=== RAW RECORDS ===
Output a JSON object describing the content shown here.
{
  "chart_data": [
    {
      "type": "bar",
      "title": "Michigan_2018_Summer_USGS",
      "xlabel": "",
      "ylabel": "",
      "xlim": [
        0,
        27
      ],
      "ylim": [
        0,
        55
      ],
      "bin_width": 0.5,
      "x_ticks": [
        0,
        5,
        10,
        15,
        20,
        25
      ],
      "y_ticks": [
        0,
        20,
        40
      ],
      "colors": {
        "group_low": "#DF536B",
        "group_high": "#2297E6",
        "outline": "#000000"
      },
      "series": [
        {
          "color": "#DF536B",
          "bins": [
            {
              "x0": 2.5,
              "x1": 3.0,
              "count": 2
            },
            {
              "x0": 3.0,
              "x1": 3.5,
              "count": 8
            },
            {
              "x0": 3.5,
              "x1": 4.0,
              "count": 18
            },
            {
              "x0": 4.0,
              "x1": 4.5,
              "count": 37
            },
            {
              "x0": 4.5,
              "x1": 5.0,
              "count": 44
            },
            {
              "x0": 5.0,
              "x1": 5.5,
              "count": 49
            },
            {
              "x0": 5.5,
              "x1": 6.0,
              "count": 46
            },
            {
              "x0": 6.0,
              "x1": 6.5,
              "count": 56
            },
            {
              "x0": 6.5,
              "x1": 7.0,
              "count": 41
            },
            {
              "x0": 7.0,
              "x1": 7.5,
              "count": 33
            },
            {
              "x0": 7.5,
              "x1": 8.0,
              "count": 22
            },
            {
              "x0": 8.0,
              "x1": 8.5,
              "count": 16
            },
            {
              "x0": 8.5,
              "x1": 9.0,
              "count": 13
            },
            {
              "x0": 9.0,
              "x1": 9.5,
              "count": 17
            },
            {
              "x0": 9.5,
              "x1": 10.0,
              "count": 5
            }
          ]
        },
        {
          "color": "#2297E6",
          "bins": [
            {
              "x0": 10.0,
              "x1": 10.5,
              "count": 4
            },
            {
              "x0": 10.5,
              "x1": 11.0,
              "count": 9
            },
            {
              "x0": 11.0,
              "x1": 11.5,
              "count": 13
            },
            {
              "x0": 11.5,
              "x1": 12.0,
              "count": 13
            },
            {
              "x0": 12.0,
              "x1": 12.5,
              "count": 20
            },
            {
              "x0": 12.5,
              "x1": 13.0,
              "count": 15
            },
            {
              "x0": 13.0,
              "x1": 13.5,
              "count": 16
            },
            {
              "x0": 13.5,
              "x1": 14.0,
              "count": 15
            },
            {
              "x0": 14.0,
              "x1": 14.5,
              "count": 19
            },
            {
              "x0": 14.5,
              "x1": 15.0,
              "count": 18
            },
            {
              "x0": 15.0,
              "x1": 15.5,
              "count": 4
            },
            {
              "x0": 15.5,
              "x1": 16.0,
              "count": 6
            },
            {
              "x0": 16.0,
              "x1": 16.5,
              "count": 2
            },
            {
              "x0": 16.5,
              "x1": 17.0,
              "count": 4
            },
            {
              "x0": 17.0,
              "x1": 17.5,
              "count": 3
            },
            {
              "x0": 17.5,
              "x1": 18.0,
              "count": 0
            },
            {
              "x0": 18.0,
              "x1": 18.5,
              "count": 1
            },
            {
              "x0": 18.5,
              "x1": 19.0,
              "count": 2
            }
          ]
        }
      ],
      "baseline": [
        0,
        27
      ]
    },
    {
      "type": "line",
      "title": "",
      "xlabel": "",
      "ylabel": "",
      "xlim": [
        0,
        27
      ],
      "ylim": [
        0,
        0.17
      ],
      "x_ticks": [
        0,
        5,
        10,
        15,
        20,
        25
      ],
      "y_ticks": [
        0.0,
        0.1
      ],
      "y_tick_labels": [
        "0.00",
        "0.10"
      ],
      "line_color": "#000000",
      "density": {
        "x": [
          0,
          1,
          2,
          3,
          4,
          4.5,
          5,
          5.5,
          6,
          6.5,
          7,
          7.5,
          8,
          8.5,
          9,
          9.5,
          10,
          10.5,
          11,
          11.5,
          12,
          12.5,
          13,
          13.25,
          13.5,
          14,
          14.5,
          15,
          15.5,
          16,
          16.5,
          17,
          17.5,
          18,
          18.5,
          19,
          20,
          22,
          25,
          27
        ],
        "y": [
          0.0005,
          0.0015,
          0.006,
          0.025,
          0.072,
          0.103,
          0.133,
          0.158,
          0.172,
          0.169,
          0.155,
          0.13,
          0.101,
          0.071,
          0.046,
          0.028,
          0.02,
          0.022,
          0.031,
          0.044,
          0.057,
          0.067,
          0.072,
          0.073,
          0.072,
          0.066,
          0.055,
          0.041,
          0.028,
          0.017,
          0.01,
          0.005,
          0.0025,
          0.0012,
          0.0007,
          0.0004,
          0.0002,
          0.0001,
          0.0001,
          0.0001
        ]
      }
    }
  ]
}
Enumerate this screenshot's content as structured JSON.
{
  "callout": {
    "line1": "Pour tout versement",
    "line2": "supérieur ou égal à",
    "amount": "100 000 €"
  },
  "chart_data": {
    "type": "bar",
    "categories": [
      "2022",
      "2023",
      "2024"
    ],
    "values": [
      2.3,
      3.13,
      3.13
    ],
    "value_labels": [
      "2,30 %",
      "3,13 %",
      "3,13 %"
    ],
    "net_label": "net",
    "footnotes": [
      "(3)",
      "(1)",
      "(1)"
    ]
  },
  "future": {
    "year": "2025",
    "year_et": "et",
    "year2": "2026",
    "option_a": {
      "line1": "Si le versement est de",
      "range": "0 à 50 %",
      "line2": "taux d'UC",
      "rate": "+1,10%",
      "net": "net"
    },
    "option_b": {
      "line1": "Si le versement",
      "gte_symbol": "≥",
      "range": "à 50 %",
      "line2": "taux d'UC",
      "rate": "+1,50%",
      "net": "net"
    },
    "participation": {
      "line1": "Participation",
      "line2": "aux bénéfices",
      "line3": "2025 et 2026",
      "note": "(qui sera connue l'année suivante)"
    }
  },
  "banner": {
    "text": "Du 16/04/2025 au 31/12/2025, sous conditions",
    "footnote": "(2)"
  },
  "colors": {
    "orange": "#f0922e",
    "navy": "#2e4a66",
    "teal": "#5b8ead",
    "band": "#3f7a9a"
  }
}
===
• [GOAL] Copy exactly, and only, the lines from the one containing "Enumerate this screenshot's" through the last line of the listing.

• [REPLY]
Enumerate this screenshot's content as structured JSON.
{
  "callout": {
    "line1": "Pour tout versement",
    "line2": "supérieur ou égal à",
    "amount": "100 000 €"
  },
  "chart_data": {
    "type": "bar",
    "categories": [
      "2022",
      "2023",
      "2024"
    ],
    "values": [
      2.3,
      3.13,
      3.13
    ],
    "value_labels": [
      "2,30 %",
      "3,13 %",
      "3,13 %"
    ],
    "net_label": "net",
    "footnotes": [
      "(3)",
      "(1)",
      "(1)"
    ]
  },
  "future": {
    "year": "2025",
    "year_et": "et",
    "year2": "2026",
    "option_a": {
      "line1": "Si le versement est de",
      "range": "0 à 50 %",
      "line2": "taux d'UC",
      "rate": "+1,10%",
      "net": "net"
    },
    "option_b": {
      "line1": "Si le versement",
      "gte_symbol": "≥",
      "range": "à 50 %",
      "line2": "taux d'UC",
      "rate": "+1,50%",
      "net": "net"
    },
    "participation": {
      "line1": "Participation",
      "line2": "aux bénéfices",
      "line3": "2025 et 2026",
      "note": "(qui sera connue l'année suivante)"
    }
  },
  "banner": {
    "text": "Du 16/04/2025 au 31/12/2025, sous conditions",
    "footnote": "(2)"
  },
  "colors": {
    "orange": "#f0922e",
    "navy": "#2e4a66",
    "teal": "#5b8ead",
    "band": "#3f7a9a"
  }
}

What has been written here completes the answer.